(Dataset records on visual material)
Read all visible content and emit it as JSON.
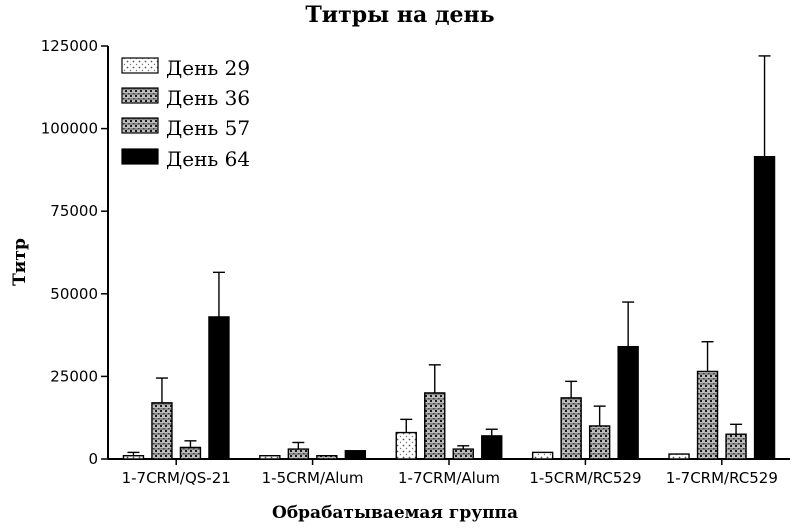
{
  "chart_data": {
    "type": "bar",
    "title": "Титры на день",
    "xlabel": "Обрабатываемая группа",
    "ylabel": "Титр",
    "categories": [
      "1-7CRM/QS-21",
      "1-5CRM/Alum",
      "1-7CRM/Alum",
      "1-5CRM/RC529",
      "1-7CRM/RC529"
    ],
    "ylim": [
      0,
      125000
    ],
    "yticks": [
      0,
      25000,
      50000,
      75000,
      100000,
      125000
    ],
    "legend_position": "top-left",
    "series": [
      {
        "name": "День 29",
        "values": [
          1000,
          1000,
          8000,
          2000,
          1500
        ],
        "errors": [
          1000,
          0,
          4000,
          0,
          0
        ],
        "fill": "light-hatch"
      },
      {
        "name": "День 36",
        "values": [
          17000,
          3000,
          20000,
          18500,
          26500
        ],
        "errors": [
          7500,
          2000,
          8500,
          5000,
          9000
        ],
        "fill": "medium-hatch"
      },
      {
        "name": "День 57",
        "values": [
          3500,
          1000,
          3000,
          10000,
          7500
        ],
        "errors": [
          2000,
          0,
          1000,
          6000,
          3000
        ],
        "fill": "medium-hatch"
      },
      {
        "name": "День 64",
        "values": [
          43000,
          2500,
          7000,
          34000,
          91500
        ],
        "errors": [
          13500,
          0,
          2000,
          13500,
          30500
        ],
        "fill": "solid"
      }
    ],
    "grid": false
  }
}
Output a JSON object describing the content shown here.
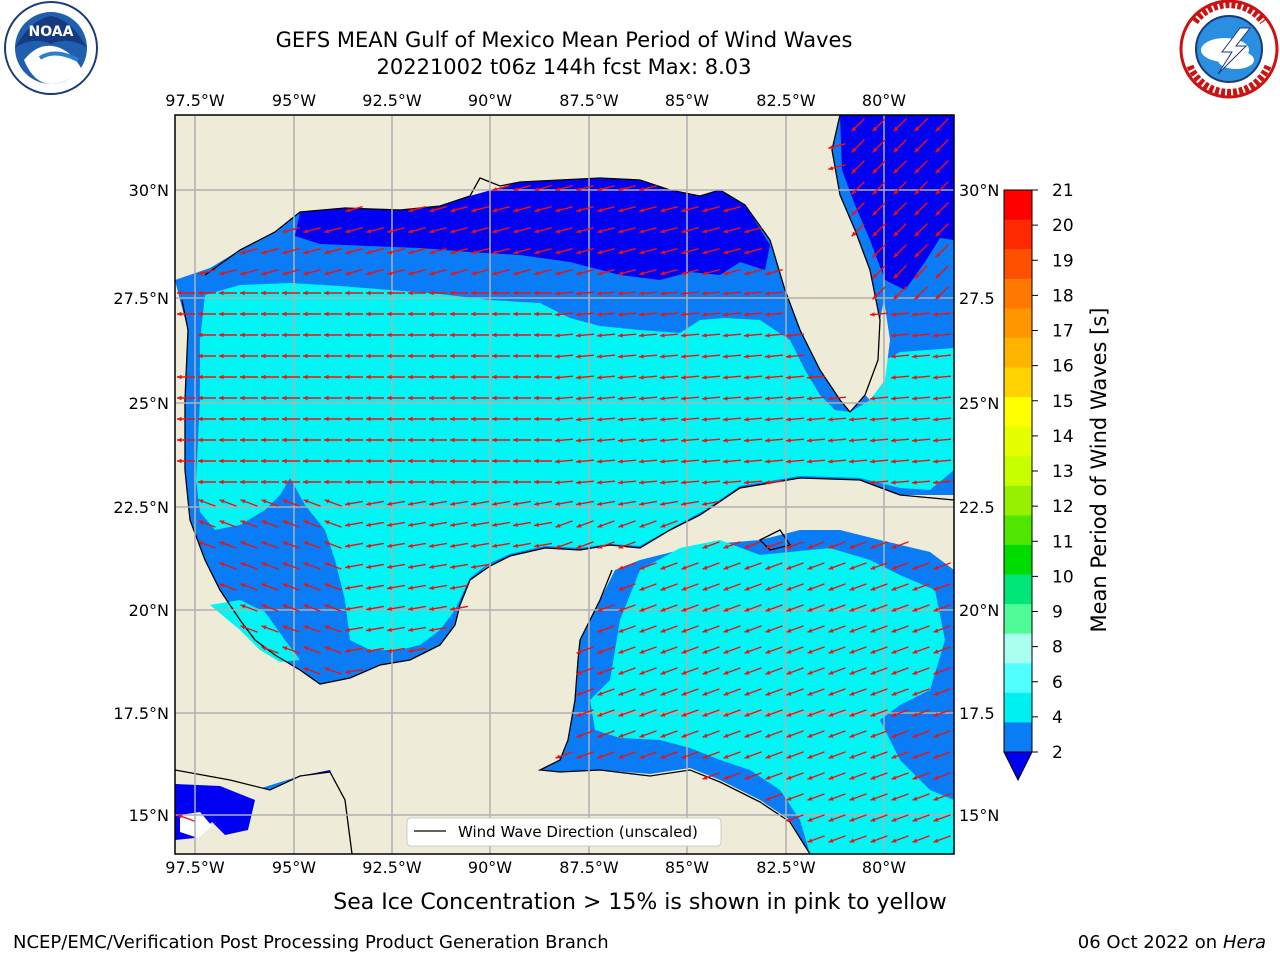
{
  "header": {
    "title_line1": "GEFS MEAN Gulf of Mexico Mean Period of Wind Waves",
    "title_line2": "20221002 t06z 144h fcst   Max: 8.03"
  },
  "logos": {
    "left": {
      "name": "NOAA",
      "ring_text": "NATIONAL OCEANIC AND ATMOSPHERIC ADMINISTRATION · U.S. DEPARTMENT OF COMMERCE"
    },
    "right": {
      "name": "NATIONAL WEATHER SERVICE"
    }
  },
  "map": {
    "lon_labels": [
      "97.5°W",
      "95°W",
      "92.5°W",
      "90°W",
      "87.5°W",
      "85°W",
      "82.5°W",
      "80°W"
    ],
    "lat_labels_left": [
      "30°N",
      "27.5°N",
      "25°N",
      "22.5°N",
      "20°N",
      "17.5°N",
      "15°N"
    ],
    "lat_labels_right": [
      "30°N",
      "27.5",
      "25°N",
      "22.5",
      "20°N",
      "17.5",
      "15°N"
    ],
    "legend_label": "Wind Wave Direction (unscaled)",
    "colors": {
      "land": "#eeebd8",
      "ocean_low": "#0000f2",
      "ocean_mid": "#0a7cf5",
      "ocean_high": "#00f5f5",
      "arrow": "#ee1111",
      "grid": "#b0b0b0"
    }
  },
  "colorbar": {
    "label": "Mean Period of Wind Waves [s]",
    "ticks": [
      "21",
      "20",
      "19",
      "18",
      "17",
      "16",
      "15",
      "14",
      "13",
      "12",
      "11",
      "10",
      "9",
      "8",
      "6",
      "4",
      "2"
    ],
    "colors": [
      "#ff0000",
      "#ff2800",
      "#ff5000",
      "#ff7800",
      "#ff9600",
      "#ffb400",
      "#ffd200",
      "#ffff00",
      "#e6ff00",
      "#c8ff00",
      "#96f000",
      "#50e600",
      "#00dc00",
      "#00e678",
      "#50fa96",
      "#aaffee",
      "#50ffff",
      "#00f0f0",
      "#0a7cf5"
    ],
    "extend_color": "#0000f2"
  },
  "note": "Sea Ice Concentration > 15% is shown in pink to yellow",
  "footer": {
    "left": "NCEP/EMC/Verification Post Processing Product Generation Branch",
    "right_prefix": "06 Oct 2022 on ",
    "right_host": "Hera"
  }
}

> _YOUR OBJECTIVE_:
Your task is to collect every line above that contains the word "Mean".

> _RESULT OF THIS TASK_:
    "title_line1": "GEFS MEAN Gulf of Mexico Mean Period of Wind Waves",
    "label": "Mean Period of Wind Waves [s]",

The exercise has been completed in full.